◆ **TASK LIST**
1. Answer these about the Mullen Technologies article:
(a) How old is David Michery?
(b) How large a property tax break was Mullen Technologies Inc. awarded?
(c) What price is given for the sport-utility vehicle Mullen would assemble?
2. Which groups does the Mullen Technologies article say David Michery has joined the ranks of? List every one.
3. Reproduce a passage from the Mullen Technologies article exactly. Begin at the words "Now he talks" and stop after "powered by batteries.".

── EXCERPTED TEXT ──

Mullen Technologies faces tough odds in EV market
Tiny firm faces an army of big-league electric car rivals
Not too long ago he helped make music in Los Angeles.
Now he talks of making cars in Memphis. He’s David Michery, 54, a former music label owner who has joined the ranks of fortune hunters, dreamers, climate-change fighters and actual carmakers keen on America’s new investment kick: electric cars.
His company, Mullen Technologies Inc., recently was awarded a $40 million property tax break by the Economic Development Growth Engine for Memphis and Shelby County. Mullen would assemble a $55,000 sport-utility vehicle in Memphis powered by batteries.

───
── SUPPLIED INFORMATION ──

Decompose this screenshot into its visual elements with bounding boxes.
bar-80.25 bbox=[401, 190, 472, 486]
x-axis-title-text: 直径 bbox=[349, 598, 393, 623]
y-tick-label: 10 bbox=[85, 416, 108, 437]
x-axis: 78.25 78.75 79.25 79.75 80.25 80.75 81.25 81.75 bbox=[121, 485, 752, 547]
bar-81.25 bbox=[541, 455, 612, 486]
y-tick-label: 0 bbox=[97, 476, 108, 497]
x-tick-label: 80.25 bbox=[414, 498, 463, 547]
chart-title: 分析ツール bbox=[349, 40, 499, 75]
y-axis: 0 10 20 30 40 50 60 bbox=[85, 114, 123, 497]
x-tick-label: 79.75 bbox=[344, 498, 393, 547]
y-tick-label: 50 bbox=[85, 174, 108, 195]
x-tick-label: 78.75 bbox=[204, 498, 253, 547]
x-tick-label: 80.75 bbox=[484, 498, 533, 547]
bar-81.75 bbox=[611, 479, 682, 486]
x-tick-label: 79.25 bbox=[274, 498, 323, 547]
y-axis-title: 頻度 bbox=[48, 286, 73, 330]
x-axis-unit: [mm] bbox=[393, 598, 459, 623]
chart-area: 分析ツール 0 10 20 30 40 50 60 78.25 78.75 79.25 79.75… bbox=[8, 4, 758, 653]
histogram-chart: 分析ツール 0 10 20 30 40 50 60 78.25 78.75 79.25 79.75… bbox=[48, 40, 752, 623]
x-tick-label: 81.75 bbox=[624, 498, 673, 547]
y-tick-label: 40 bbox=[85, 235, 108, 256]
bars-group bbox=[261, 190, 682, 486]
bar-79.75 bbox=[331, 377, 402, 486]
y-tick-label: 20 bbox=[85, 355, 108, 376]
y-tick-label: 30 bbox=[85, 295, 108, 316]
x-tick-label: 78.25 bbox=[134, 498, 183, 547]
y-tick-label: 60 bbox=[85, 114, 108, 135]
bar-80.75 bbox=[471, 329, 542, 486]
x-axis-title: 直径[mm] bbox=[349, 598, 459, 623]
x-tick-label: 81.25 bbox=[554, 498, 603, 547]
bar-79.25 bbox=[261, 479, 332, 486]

───
── SUPPLIED INFORMATION ──

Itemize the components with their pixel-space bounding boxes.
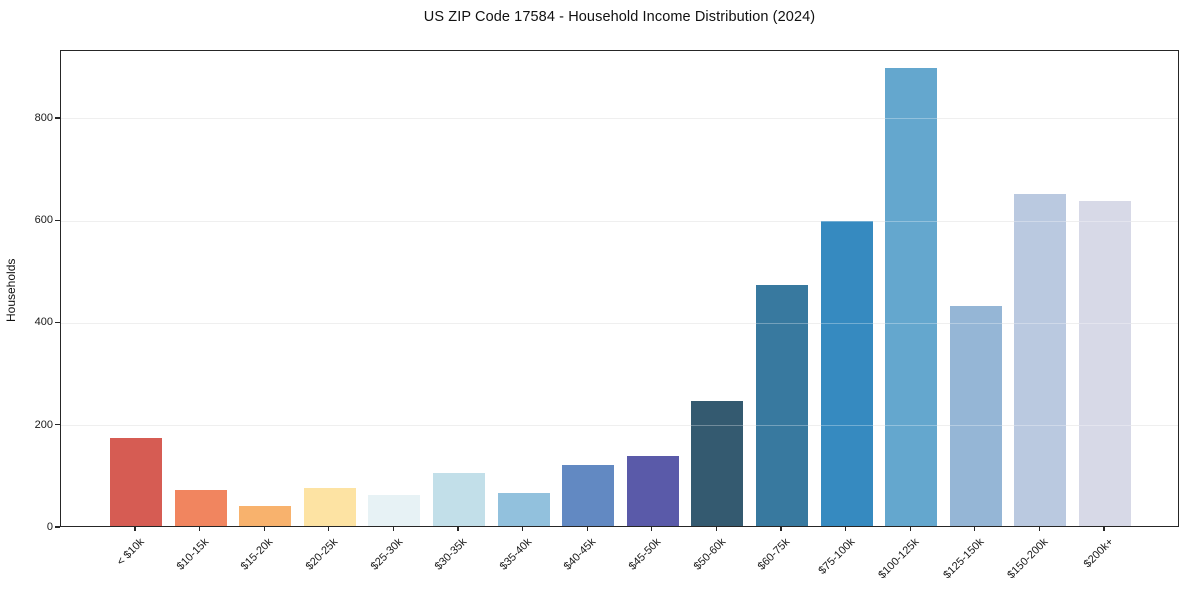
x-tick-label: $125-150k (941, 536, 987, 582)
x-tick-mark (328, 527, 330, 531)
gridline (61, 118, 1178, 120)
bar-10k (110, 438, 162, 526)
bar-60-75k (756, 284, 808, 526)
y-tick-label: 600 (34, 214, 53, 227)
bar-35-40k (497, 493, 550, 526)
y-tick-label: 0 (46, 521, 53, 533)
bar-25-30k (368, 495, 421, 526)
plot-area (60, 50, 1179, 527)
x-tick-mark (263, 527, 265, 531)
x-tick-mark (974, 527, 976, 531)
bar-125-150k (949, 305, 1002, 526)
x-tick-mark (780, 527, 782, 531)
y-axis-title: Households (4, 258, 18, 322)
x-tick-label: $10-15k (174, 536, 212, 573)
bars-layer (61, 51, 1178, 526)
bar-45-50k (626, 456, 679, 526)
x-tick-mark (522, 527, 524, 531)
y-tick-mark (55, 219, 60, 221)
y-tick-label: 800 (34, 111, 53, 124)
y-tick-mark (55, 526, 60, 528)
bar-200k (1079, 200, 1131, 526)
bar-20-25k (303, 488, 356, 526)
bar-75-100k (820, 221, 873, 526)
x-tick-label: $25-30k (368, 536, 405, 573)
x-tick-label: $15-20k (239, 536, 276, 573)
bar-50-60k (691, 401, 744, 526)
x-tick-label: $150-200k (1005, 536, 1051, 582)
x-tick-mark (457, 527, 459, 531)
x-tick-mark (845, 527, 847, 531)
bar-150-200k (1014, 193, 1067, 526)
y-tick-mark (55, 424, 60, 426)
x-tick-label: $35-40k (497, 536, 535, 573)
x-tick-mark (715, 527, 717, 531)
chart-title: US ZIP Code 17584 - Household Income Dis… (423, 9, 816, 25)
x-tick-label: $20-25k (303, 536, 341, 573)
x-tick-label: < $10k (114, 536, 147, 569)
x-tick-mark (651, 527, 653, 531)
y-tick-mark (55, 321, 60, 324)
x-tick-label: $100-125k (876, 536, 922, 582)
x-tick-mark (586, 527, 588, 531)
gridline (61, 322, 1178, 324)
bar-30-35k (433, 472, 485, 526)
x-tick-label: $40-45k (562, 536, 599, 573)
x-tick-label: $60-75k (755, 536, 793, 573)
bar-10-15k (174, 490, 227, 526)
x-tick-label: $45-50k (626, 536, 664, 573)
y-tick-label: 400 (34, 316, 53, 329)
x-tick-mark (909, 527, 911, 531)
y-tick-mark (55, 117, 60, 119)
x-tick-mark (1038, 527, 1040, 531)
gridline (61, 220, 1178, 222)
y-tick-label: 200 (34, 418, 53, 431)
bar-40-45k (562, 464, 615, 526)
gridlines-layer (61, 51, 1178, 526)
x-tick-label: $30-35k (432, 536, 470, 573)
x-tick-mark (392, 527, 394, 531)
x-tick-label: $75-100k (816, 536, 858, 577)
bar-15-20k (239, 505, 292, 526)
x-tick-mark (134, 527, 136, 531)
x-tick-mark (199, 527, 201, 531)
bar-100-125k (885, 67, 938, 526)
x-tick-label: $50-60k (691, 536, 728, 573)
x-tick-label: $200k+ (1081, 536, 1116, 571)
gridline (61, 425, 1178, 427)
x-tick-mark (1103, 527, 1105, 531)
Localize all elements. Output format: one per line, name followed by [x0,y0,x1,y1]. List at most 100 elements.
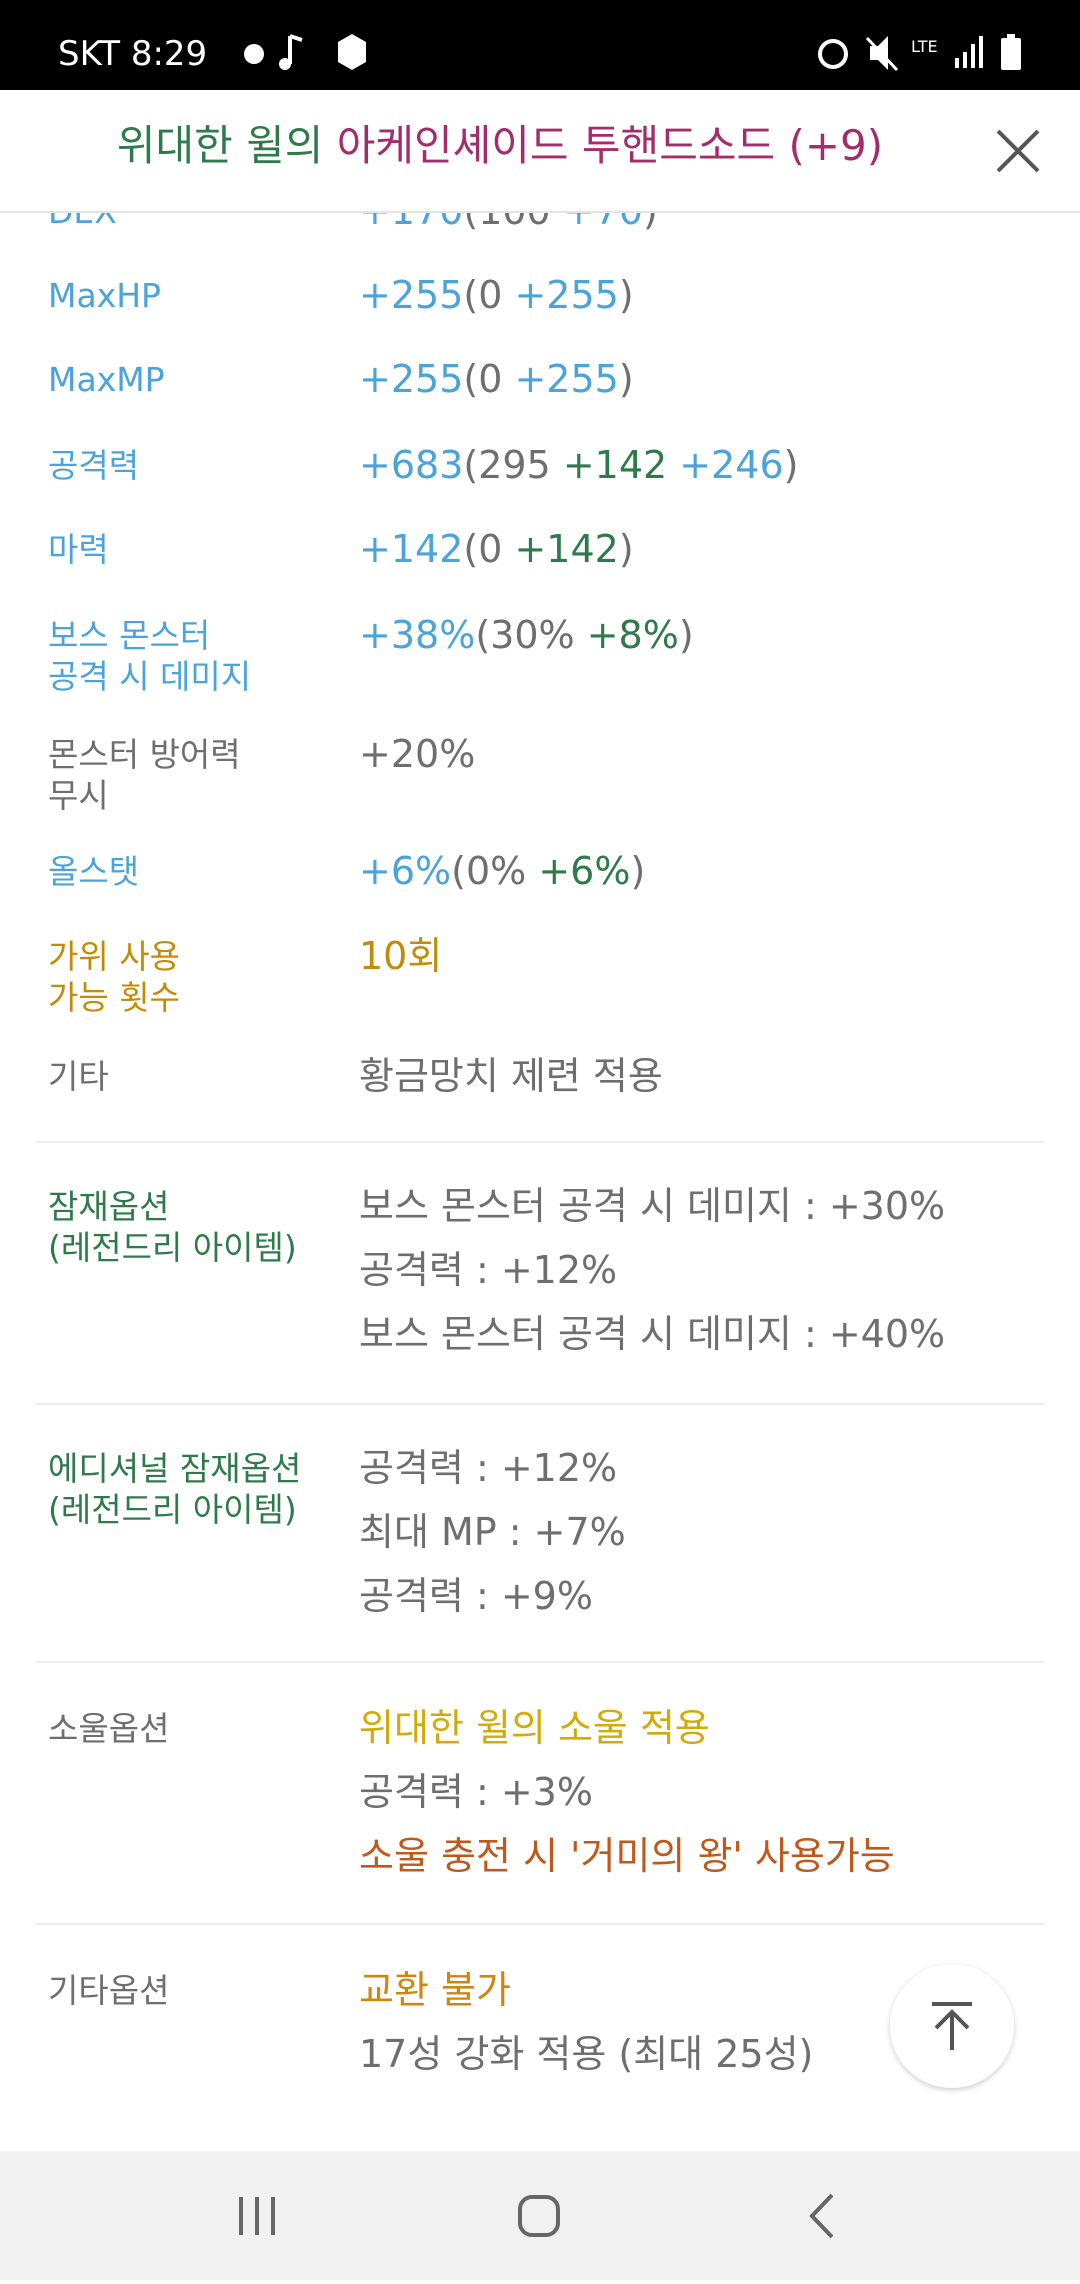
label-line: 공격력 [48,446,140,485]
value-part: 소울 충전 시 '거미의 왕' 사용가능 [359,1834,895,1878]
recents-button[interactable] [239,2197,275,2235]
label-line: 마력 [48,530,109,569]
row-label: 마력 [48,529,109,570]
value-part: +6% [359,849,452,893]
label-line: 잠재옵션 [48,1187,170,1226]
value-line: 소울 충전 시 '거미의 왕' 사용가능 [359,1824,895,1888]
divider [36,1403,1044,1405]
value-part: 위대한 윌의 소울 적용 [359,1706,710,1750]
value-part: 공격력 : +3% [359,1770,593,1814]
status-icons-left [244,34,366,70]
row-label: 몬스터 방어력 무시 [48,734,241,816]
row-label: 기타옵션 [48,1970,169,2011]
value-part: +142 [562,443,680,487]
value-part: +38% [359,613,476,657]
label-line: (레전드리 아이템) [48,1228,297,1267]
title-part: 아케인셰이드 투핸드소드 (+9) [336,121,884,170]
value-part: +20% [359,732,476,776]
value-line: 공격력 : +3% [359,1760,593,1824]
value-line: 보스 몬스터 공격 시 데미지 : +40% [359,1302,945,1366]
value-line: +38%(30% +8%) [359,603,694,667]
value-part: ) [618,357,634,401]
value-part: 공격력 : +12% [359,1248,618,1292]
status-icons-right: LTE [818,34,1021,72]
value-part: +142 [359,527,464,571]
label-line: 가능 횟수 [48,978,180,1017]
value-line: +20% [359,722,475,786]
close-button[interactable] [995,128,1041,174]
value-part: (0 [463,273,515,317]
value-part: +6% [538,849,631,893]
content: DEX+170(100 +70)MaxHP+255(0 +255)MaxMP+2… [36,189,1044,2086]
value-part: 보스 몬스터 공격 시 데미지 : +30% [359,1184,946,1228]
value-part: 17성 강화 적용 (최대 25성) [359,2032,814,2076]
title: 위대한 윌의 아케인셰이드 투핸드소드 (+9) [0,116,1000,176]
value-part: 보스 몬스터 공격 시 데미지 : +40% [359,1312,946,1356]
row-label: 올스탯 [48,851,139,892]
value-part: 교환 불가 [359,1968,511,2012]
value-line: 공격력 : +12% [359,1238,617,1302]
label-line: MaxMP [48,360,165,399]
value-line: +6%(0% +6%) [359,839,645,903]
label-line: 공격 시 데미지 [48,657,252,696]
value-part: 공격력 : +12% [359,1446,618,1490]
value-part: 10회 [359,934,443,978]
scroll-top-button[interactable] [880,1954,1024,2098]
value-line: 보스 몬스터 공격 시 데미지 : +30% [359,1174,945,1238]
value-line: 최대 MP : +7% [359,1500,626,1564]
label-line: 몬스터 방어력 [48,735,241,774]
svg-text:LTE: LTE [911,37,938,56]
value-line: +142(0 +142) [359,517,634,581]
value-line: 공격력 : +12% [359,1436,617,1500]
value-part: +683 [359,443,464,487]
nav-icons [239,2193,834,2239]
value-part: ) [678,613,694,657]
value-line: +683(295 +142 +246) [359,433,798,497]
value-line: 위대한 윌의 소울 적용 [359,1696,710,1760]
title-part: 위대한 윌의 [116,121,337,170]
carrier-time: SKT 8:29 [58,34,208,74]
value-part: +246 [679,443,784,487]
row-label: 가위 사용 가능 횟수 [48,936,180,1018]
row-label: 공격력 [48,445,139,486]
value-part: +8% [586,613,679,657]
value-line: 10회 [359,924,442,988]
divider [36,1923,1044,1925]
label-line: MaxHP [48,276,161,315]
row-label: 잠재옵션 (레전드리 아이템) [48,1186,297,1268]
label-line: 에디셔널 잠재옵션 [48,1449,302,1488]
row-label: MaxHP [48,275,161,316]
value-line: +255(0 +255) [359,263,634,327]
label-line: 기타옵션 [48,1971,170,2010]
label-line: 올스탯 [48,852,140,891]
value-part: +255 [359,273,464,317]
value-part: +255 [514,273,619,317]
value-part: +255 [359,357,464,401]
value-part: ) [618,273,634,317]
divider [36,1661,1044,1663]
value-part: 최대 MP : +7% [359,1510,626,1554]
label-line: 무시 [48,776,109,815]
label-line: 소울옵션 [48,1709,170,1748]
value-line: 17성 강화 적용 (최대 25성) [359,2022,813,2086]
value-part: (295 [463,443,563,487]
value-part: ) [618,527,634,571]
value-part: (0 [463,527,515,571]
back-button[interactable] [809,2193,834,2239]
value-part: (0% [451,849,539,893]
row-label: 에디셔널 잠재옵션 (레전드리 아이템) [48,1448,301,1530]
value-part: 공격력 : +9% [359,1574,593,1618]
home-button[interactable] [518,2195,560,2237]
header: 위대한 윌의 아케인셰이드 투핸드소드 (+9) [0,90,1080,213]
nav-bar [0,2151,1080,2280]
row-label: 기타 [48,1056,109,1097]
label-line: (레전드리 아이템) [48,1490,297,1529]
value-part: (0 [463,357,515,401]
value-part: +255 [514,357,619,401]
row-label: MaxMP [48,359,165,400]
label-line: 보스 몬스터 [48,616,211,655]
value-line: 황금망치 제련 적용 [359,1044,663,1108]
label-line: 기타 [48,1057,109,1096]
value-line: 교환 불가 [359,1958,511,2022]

───
── SUPPLIED INFORMATION ──

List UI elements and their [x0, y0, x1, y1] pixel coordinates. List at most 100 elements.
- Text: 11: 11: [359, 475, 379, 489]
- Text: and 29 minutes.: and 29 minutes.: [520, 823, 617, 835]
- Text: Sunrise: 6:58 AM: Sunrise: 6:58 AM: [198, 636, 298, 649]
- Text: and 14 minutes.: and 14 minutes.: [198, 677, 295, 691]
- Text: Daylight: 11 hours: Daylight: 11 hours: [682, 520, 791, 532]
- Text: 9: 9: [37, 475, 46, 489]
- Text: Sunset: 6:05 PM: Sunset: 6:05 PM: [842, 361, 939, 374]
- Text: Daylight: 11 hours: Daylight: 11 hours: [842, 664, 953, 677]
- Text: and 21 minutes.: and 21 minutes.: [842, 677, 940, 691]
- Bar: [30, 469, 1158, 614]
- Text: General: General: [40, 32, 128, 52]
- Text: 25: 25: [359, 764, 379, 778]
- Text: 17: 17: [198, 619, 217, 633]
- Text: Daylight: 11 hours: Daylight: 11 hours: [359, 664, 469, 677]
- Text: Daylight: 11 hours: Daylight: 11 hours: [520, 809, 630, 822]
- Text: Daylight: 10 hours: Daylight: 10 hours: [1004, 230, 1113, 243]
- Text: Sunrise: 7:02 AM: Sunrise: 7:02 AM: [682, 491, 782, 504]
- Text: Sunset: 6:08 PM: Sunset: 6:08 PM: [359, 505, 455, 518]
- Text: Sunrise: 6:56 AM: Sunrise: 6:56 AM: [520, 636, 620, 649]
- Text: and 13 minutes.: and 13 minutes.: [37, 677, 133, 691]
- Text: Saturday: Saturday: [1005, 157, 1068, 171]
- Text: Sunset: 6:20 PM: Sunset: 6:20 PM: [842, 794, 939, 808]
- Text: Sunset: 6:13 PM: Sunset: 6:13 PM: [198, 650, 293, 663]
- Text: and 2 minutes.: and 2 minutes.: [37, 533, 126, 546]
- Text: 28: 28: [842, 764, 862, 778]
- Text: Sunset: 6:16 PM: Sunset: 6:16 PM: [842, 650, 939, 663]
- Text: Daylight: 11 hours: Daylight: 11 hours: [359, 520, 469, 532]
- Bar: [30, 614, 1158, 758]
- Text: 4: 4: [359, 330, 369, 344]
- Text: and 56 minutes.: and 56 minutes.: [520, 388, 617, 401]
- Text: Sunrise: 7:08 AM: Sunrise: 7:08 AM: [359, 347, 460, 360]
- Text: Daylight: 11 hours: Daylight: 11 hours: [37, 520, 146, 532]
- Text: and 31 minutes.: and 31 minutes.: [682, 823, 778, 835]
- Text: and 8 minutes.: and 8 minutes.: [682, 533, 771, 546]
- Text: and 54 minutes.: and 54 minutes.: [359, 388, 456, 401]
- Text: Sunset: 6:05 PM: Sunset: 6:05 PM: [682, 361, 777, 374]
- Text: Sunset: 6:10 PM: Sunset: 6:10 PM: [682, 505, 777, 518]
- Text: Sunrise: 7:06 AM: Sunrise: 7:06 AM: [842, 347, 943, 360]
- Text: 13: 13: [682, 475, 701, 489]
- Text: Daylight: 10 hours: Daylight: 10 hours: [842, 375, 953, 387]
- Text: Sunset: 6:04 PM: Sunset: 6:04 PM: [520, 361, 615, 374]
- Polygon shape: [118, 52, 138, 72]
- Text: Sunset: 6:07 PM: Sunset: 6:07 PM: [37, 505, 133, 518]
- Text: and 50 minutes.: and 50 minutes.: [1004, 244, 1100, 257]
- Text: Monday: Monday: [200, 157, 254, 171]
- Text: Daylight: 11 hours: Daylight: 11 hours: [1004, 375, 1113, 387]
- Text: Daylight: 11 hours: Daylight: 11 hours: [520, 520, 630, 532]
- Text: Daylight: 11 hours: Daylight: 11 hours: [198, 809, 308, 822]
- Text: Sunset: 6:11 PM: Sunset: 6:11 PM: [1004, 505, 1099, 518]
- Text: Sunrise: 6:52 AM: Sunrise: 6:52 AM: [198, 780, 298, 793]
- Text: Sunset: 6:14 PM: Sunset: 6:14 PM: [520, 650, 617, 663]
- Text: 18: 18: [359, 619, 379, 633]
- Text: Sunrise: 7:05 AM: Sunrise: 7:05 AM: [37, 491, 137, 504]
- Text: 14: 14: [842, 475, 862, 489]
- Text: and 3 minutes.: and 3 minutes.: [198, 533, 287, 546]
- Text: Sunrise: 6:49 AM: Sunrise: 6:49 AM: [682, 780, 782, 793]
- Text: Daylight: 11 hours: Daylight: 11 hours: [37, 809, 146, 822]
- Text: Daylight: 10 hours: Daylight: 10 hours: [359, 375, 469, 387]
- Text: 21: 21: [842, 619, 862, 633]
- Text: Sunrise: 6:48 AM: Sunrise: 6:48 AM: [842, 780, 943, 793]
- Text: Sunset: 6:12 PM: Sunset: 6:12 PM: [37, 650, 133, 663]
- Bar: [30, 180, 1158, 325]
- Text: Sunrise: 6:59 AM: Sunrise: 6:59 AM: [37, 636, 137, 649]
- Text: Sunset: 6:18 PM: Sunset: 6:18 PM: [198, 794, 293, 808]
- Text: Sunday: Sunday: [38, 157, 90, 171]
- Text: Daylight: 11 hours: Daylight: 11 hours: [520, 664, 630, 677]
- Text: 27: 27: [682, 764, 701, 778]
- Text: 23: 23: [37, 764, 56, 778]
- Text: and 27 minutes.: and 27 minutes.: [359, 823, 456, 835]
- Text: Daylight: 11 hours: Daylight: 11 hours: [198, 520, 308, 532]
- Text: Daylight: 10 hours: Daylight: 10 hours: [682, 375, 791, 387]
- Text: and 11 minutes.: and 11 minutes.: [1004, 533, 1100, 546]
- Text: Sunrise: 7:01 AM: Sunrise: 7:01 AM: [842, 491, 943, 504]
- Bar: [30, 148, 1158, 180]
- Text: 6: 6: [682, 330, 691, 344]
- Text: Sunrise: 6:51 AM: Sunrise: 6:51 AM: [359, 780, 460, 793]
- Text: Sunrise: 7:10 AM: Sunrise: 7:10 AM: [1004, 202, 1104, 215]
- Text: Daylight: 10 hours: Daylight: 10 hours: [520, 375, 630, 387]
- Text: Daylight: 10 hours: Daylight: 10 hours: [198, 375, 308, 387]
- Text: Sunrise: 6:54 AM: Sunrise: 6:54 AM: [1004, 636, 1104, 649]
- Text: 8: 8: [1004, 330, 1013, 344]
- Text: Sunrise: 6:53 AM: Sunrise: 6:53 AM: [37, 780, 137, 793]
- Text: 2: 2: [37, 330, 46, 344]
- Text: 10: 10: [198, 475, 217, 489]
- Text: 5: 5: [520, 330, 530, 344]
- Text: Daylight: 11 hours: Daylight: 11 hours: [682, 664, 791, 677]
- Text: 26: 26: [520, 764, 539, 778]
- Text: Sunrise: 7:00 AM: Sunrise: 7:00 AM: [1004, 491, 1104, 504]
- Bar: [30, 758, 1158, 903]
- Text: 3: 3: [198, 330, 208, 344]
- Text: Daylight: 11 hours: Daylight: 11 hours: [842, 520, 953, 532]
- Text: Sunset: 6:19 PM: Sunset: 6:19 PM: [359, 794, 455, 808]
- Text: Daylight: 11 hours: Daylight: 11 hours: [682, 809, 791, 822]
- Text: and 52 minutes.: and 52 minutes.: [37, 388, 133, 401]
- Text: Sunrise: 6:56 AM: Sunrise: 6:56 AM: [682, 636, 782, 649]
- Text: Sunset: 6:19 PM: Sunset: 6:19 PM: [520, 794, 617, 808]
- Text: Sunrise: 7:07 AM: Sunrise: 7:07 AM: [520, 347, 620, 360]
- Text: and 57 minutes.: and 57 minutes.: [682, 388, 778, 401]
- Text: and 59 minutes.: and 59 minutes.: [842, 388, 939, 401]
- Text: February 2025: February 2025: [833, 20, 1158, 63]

───

◆ **SOLUTIONS BY TASK**
1.
(a) 54
(b) $40 million
(c) $55,000

2.
- fortune hunters
- dreamers
- climate-change fighters
- actual carmakers

3.
Now he talks of making cars in Memphis. He’s David Michery, 54, a former music label owner who has joined the ranks of fortune hunters, dreamers, climate-change fighters and actual carmakers keen on America’s new investment kick: electric cars.
His company, Mullen Technologies Inc., recently was awarded a $40 million property tax break by the Economic Development Growth Engine for Memphis and Shelby County. Mullen would assemble a $55,000 sport-utility vehicle in Memphis powered by batteries.